PROVIDED INFORMATION Block Start

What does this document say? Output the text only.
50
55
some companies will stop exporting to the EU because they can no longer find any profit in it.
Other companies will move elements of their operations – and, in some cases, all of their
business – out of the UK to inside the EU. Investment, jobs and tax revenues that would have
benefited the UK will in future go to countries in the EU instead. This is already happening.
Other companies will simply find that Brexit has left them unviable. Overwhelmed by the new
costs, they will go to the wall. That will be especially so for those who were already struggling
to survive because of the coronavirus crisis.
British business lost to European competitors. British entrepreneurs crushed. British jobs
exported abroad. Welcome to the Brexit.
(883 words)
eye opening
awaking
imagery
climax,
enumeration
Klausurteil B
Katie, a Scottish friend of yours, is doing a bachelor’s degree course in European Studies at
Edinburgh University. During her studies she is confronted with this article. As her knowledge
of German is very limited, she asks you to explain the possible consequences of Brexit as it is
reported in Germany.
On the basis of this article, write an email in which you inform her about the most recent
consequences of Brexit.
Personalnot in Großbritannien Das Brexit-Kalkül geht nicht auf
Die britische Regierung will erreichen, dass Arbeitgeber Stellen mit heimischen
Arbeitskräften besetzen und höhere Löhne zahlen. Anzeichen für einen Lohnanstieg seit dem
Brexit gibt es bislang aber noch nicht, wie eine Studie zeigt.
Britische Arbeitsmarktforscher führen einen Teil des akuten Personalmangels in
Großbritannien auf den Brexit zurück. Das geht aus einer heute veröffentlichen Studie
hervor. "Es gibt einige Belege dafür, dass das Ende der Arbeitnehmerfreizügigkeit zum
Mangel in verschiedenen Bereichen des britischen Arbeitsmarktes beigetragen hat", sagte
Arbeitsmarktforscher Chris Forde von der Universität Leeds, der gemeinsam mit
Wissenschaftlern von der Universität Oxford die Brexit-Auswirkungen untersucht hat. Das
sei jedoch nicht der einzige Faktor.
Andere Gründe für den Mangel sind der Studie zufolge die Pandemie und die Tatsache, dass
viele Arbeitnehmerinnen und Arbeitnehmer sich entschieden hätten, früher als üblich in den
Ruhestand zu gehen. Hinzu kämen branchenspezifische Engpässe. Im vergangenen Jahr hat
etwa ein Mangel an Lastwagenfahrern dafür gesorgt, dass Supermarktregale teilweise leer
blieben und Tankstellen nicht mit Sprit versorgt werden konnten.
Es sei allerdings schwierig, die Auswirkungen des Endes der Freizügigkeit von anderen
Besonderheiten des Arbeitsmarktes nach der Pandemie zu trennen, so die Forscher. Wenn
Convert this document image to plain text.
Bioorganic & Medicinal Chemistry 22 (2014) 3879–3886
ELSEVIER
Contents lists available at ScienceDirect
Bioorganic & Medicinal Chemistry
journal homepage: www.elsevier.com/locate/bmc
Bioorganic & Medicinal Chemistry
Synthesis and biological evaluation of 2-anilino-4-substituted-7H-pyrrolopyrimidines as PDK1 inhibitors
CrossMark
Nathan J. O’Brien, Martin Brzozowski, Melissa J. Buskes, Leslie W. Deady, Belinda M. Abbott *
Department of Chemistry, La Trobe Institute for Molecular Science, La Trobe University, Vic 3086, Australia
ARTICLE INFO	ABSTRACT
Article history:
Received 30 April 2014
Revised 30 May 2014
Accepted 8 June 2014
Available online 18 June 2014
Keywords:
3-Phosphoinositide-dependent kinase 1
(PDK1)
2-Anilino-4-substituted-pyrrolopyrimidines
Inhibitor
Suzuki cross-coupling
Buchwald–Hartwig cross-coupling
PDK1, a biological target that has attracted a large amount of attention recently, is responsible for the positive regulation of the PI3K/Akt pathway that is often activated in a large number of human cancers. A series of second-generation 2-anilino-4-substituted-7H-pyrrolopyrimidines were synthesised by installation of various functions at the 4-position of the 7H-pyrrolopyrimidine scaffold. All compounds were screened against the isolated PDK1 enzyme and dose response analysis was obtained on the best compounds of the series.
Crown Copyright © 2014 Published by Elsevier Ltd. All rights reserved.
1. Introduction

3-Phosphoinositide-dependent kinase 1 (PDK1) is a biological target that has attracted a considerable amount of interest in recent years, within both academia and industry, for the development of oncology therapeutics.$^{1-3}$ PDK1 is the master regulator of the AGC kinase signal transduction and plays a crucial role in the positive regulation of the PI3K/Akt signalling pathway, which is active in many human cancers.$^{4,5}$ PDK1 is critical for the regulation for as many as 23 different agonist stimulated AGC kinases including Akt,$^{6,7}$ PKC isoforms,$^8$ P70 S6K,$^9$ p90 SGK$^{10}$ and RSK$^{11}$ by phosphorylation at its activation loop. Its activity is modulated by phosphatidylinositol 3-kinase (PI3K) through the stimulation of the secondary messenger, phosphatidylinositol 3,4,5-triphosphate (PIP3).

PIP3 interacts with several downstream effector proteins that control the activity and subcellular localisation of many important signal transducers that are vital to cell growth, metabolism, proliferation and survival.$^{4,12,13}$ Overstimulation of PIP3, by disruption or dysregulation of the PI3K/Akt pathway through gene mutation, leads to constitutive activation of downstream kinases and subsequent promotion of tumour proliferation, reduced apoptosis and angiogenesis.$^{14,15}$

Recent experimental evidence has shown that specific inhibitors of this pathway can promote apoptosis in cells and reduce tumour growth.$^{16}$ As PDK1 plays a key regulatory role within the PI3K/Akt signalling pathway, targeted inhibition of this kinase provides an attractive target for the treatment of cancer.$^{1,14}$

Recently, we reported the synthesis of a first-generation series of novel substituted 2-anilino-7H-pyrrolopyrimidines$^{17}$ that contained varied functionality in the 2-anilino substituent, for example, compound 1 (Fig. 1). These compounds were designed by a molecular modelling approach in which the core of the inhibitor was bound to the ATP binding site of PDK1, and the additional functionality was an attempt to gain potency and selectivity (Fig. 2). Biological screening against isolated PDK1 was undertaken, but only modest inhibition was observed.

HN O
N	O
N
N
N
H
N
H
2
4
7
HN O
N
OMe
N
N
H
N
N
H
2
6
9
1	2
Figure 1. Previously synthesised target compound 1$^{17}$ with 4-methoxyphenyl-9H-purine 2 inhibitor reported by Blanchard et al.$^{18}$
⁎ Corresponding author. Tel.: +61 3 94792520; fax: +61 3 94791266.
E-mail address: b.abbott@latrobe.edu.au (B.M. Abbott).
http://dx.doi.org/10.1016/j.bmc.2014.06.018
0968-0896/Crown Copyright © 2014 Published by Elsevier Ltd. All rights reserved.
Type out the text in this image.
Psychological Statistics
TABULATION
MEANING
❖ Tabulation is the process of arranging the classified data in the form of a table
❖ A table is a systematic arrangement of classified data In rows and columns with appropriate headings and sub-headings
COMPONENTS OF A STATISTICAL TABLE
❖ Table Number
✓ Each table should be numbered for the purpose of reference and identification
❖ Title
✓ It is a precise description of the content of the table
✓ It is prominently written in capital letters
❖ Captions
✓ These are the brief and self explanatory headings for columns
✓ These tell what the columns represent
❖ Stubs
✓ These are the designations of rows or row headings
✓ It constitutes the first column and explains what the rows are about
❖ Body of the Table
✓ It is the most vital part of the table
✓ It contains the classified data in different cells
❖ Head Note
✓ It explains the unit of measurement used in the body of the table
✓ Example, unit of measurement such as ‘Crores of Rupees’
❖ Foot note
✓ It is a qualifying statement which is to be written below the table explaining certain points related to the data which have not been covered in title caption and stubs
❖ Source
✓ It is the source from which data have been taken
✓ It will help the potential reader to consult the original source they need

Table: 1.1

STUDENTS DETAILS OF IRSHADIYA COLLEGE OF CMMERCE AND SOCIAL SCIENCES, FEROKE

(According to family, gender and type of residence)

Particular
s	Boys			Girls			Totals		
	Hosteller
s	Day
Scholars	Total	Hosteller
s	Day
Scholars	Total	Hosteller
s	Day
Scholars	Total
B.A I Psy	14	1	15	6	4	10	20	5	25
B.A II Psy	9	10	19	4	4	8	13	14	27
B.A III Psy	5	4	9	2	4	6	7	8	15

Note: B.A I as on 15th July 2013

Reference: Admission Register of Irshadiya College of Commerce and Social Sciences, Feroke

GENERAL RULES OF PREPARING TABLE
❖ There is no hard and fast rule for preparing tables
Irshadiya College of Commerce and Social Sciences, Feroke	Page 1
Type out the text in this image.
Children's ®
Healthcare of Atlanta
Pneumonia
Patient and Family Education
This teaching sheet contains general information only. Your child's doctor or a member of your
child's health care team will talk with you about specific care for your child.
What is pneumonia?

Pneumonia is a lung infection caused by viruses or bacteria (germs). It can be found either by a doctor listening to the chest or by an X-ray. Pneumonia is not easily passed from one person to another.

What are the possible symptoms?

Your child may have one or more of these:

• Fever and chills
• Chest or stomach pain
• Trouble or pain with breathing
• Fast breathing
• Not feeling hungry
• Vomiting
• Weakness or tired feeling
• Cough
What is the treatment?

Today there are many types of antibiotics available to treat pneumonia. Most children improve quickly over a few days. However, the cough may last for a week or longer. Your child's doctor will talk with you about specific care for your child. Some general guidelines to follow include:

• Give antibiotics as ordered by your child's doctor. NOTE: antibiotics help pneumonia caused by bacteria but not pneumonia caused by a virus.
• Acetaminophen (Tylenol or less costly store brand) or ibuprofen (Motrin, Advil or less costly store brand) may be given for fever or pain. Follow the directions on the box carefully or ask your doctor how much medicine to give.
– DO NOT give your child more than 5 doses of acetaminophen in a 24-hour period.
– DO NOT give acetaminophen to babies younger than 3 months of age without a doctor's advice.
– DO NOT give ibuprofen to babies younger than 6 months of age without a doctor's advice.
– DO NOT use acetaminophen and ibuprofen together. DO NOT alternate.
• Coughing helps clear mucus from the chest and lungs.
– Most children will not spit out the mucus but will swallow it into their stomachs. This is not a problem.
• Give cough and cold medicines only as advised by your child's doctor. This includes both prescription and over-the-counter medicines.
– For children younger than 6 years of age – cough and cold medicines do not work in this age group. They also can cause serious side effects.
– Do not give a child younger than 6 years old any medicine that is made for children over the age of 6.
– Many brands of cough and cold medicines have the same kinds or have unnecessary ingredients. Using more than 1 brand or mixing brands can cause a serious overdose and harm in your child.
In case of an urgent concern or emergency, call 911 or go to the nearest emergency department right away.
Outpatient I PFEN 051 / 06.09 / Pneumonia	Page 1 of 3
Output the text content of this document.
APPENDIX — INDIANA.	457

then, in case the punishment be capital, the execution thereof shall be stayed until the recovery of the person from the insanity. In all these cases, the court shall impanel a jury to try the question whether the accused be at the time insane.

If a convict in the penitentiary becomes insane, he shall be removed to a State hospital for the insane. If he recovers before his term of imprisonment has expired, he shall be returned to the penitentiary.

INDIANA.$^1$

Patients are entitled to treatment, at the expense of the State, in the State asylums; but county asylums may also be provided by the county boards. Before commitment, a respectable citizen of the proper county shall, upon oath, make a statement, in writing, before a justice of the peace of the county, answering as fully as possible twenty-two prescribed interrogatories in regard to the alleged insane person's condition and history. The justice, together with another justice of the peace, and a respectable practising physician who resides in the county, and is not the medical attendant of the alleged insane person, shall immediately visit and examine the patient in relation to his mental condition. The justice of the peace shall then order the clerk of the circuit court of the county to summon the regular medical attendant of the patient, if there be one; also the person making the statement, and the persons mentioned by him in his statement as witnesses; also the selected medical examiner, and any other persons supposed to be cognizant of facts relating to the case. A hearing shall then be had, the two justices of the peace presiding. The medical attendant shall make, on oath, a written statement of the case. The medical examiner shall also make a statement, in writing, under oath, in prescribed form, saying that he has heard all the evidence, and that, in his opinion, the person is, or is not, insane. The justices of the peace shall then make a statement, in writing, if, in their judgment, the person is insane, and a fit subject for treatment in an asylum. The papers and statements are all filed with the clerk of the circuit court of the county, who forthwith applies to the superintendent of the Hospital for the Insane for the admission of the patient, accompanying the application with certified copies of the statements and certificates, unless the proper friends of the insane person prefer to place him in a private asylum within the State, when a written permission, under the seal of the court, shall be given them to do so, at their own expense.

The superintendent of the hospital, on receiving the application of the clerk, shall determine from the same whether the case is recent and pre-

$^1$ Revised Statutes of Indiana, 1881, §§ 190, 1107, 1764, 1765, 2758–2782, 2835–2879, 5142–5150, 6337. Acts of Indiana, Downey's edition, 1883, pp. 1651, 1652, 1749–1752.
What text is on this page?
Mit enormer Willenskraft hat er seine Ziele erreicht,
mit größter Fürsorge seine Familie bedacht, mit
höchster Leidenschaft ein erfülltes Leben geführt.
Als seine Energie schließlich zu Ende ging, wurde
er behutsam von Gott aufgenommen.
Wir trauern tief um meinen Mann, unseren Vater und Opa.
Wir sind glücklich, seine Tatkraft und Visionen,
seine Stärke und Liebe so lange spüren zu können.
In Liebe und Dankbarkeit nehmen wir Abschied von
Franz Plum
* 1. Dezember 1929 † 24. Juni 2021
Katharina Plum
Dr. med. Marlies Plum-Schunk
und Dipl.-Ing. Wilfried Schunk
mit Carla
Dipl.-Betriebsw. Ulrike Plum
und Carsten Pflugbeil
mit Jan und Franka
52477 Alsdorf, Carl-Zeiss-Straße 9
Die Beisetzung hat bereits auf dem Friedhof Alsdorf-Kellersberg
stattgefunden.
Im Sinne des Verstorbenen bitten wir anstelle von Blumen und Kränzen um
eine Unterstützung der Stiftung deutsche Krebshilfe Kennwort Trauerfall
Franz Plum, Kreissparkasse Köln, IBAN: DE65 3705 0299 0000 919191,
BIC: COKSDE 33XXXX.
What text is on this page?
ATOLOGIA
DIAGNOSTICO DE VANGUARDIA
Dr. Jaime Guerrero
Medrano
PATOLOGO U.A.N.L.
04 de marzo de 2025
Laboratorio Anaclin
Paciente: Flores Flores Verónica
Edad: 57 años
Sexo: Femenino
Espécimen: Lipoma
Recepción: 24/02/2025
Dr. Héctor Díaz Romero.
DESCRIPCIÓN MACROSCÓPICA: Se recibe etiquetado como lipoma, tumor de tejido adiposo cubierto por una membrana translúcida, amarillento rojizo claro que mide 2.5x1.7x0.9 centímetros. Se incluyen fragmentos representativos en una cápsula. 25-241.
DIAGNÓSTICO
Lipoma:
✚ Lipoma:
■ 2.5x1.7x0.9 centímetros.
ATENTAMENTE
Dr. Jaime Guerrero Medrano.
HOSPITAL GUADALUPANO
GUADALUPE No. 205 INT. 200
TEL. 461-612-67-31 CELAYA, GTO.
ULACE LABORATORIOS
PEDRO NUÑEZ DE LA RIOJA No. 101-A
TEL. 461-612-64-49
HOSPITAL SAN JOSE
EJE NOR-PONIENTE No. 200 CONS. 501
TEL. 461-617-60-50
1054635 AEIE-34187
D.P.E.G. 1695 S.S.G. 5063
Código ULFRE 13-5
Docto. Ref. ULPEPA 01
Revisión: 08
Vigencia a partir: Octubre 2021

PROVIDED INFORMATION Block End

EXERCISE DESCRIPTION:
Look through the material above and pick out each line holding the word "data".

REPLY TO THE TASK:
❖ Tabulation is the process of arranging the classified data in the form of a table
❖ A table is a systematic arrangement of classified data In rows and columns with appropriate headings and sub-headings
✓ It contains the classified data in different cells
✓ It is a qualifying statement which is to be written below the table explaining certain points related to the data which have not been covered in title caption and stubs
✓ It is the source from which data have been taken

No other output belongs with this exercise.